**PROBLEM TO WORK ON:**
From the listing below, select every line where the word "this" appears.
Start MATERIAL
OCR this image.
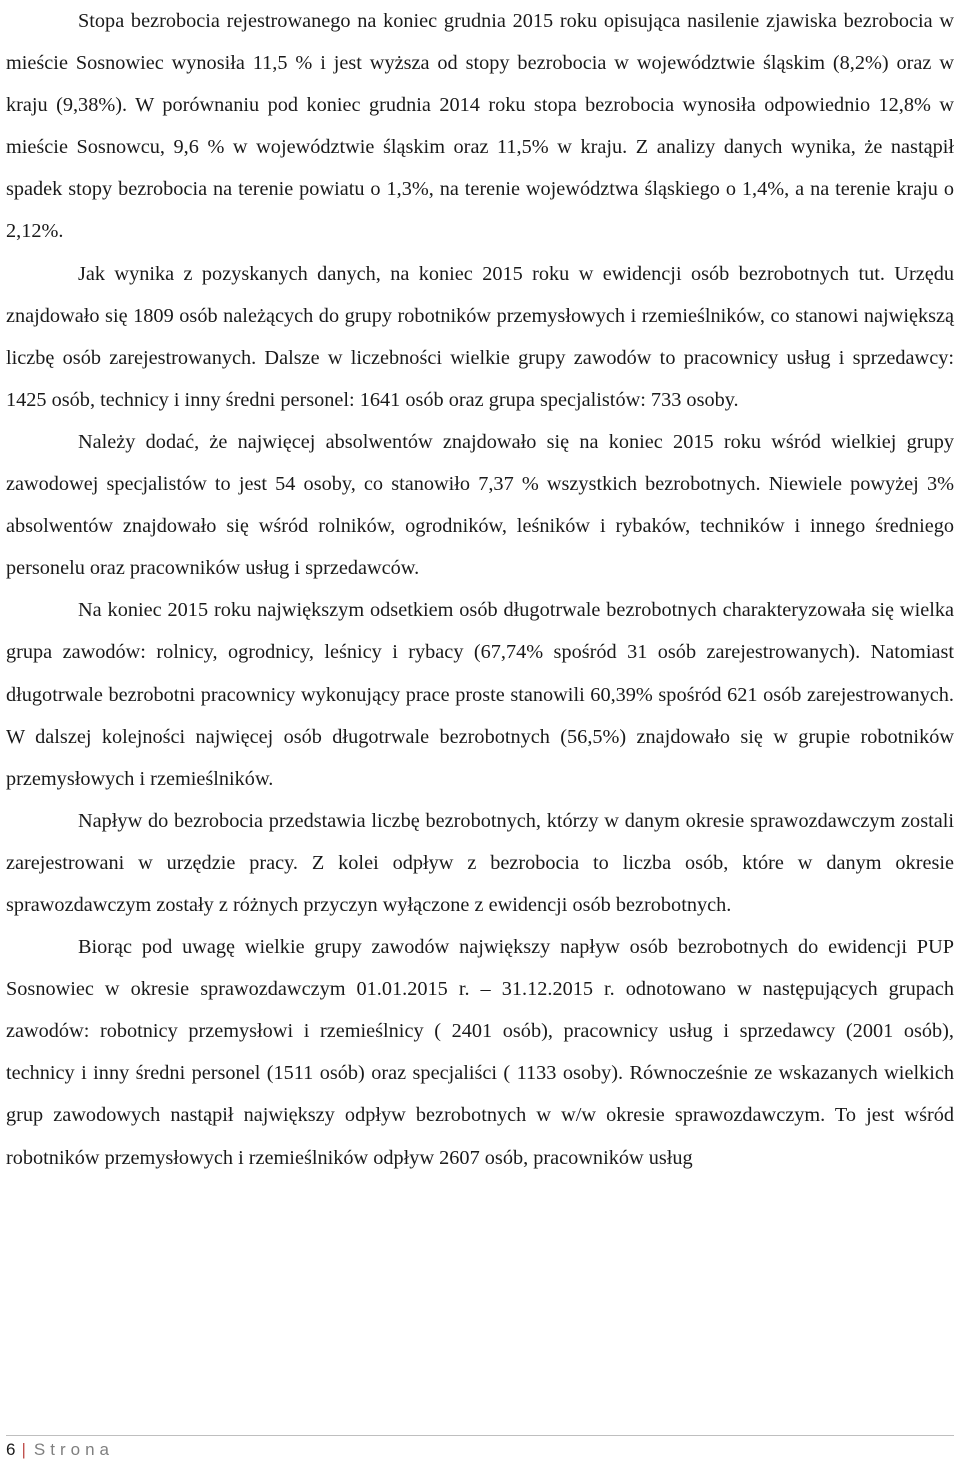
Stopa bezrobocia rejestrowanego na koniec grudnia 2015 roku opisująca nasilenie zjawiska bezrobocia w mieście Sosnowiec wynosiła 11,5 % i jest wyższa od stopy bezrobocia w województwie śląskim (8,2%) oraz w kraju (9,38%). W porównaniu pod koniec grudnia 2014 roku stopa bezrobocia wynosiła odpowiednio 12,8% w mieście Sosnowcu, 9,6 % w województwie śląskim oraz 11,5% w kraju. Z analizy danych wynika, że nastąpił spadek stopy bezrobocia na terenie powiatu o 1,3%, na terenie województwa śląskiego o 1,4%, a na terenie kraju o 2,12%.

Jak wynika z pozyskanych danych, na koniec 2015 roku w ewidencji osób bezrobotnych tut. Urzędu znajdowało się 1809 osób należących do grupy robotników przemysłowych i rzemieślników, co stanowi największą liczbę osób zarejestrowanych. Dalsze w liczebności wielkie grupy zawodów to pracownicy usług i sprzedawcy: 1425 osób, technicy i inny średni personel: 1641 osób oraz grupa specjalistów: 733 osoby.

Należy dodać, że najwięcej absolwentów znajdowało się na koniec 2015 roku wśród wielkiej grupy zawodowej specjalistów to jest 54 osoby, co stanowiło 7,37 % wszystkich bezrobotnych. Niewiele powyżej 3% absolwentów znajdowało się wśród rolników, ogrodników, leśników i rybaków, techników i innego średniego personelu oraz pracowników usług i sprzedawców.

Na koniec 2015 roku największym odsetkiem osób długotrwale bezrobotnych charakteryzowała się wielka grupa zawodów: rolnicy, ogrodnicy, leśnicy i rybacy (67,74% spośród 31 osób zarejestrowanych). Natomiast długotrwale bezrobotni pracownicy wykonujący prace proste stanowili 60,39% spośród 621 osób zarejestrowanych. W dalszej kolejności najwięcej osób długotrwale bezrobotnych (56,5%) znajdowało się w grupie robotników przemysłowych i rzemieślników.

Napływ do bezrobocia przedstawia liczbę bezrobotnych, którzy w danym okresie sprawozdawczym zostali zarejestrowani w urzędzie pracy. Z kolei odpływ z bezrobocia to liczba osób, które w danym okresie sprawozdawczym zostały z różnych przyczyn wyłączone z ewidencji osób bezrobotnych.

Biorąc pod uwagę wielkie grupy zawodów największy napływ osób bezrobotnych do ewidencji PUP Sosnowiec w okresie sprawozdawczym 01.01.2015 r. – 31.12.2015 r. odnotowano w następujących grupach zawodów: robotnicy przemysłowi i rzemieślnicy ( 2401 osób), pracownicy usług i sprzedawcy (2001 osób), technicy i inny średni personel (1511 osób) oraz specjaliści ( 1133 osoby). Równocześnie ze wskazanych wielkich grup zawodowych nastąpił największy odpływ bezrobotnych w w/w okresie sprawozdawczym. To jest wśród robotników przemysłowych i rzemieślników odpływ 2607 osób, pracowników usług

6 | Strona
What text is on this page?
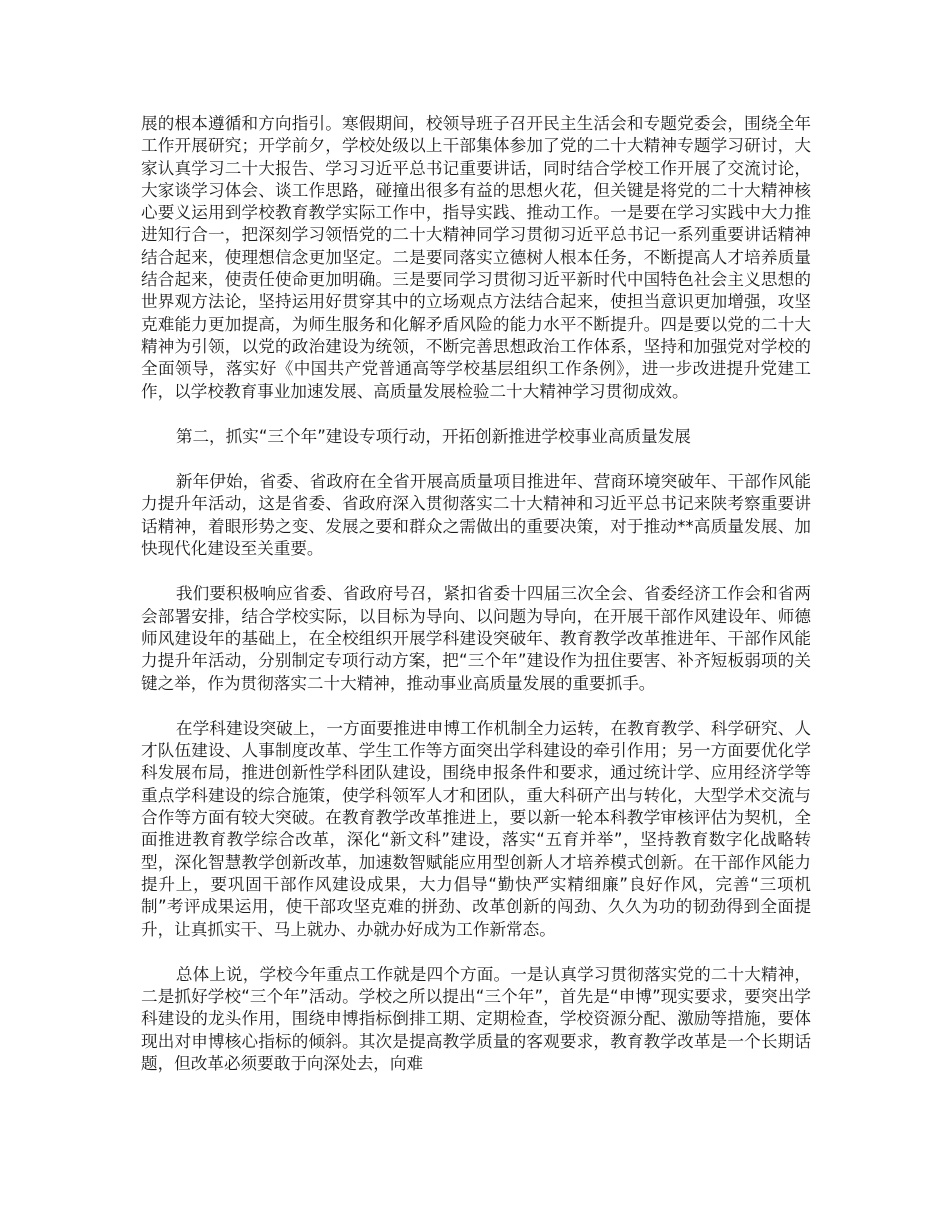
展的根本遵循和方向指引。寒假期间，校领导班子召开民主生活会和专题党委会，围绕全年工作开展研究；开学前夕，学校处级以上干部集体参加了党的二十大精神专题学习研讨，大家认真学习二十大报告、学习习近平总书记重要讲话，同时结合学校工作开展了交流讨论，大家谈学习体会、谈工作思路，碰撞出很多有益的思想火花，但关键是将党的二十大精神核心要义运用到学校教育教学实际工作中，指导实践、推动工作。一是要在学习实践中大力推进知行合一，把深刻学习领悟党的二十大精神同学习贯彻习近平总书记一系列重要讲话精神结合起来，使理想信念更加坚定。二是要同落实立德树人根本任务，不断提高人才培养质量结合起来，使责任使命更加明确。三是要同学习贯彻习近平新时代中国特色社会主义思想的世界观方法论，坚持运用好贯穿其中的立场观点方法结合起来，使担当意识更加增强，攻坚克难能力更加提高，为师生服务和化解矛盾风险的能力水平不断提升。四是要以党的二十大精神为引领，以党的政治建设为统领，不断完善思想政治工作体系，坚持和加强党对学校的全面领导，落实好《中国共产党普通高等学校基层组织工作条例》，进一步改进提升党建工作，以学校教育事业加速发展、高质量发展检验二十大精神学习贯彻成效。

第二，抓实“三个年”建设专项行动，开拓创新推进学校事业高质量发展

新年伊始，省委、省政府在全省开展高质量项目推进年、营商环境突破年、干部作风能力提升年活动，这是省委、省政府深入贯彻落实二十大精神和习近平总书记来陕考察重要讲话精神，着眼形势之变、发展之要和群众之需做出的重要决策，对于推动**高质量发展、加快现代化建设至关重要。

我们要积极响应省委、省政府号召，紧扣省委十四届三次全会、省委经济工作会和省两会部署安排，结合学校实际，以目标为导向、以问题为导向，在开展干部作风建设年、师德师风建设年的基础上，在全校组织开展学科建设突破年、教育教学改革推进年、干部作风能力提升年活动，分别制定专项行动方案，把“三个年”建设作为扭住要害、补齐短板弱项的关键之举，作为贯彻落实二十大精神，推动事业高质量发展的重要抓手。

在学科建设突破上，一方面要推进申博工作机制全力运转，在教育教学、科学研究、人才队伍建设、人事制度改革、学生工作等方面突出学科建设的牵引作用；另一方面要优化学科发展布局，推进创新性学科团队建设，围绕申报条件和要求，通过统计学、应用经济学等重点学科建设的综合施策，使学科领军人才和团队，重大科研产出与转化，大型学术交流与合作等方面有较大突破。在教育教学改革推进上，要以新一轮本科教学审核评估为契机，全面推进教育教学综合改革，深化“新文科”建设，落实“五育并举”，坚持教育数字化战略转型，深化智慧教学创新改革，加速数智赋能应用型创新人才培养模式创新。在干部作风能力提升上，要巩固干部作风建设成果，大力倡导“勤快严实精细廉”良好作风，完善“三项机制”考评成果运用，使干部攻坚克难的拼劲、改革创新的闯劲、久久为功的韧劲得到全面提升，让真抓实干、马上就办、办就办好成为工作新常态。

总体上说，学校今年重点工作就是四个方面。一是认真学习贯彻落实党的二十大精神，二是抓好学校“三个年”活动。学校之所以提出“三个年”，首先是“申博”现实要求，要突出学科建设的龙头作用，围绕申博指标倒排工期、定期检查，学校资源分配、激励等措施，要体现出对申博核心指标的倾斜。其次是提高教学质量的客观要求，教育教学改革是一个长期话题，但改革必须要敢于向深处去，向难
End MATERIAL
**FULL ANSWER:**
OCR this image.
What text is on this page?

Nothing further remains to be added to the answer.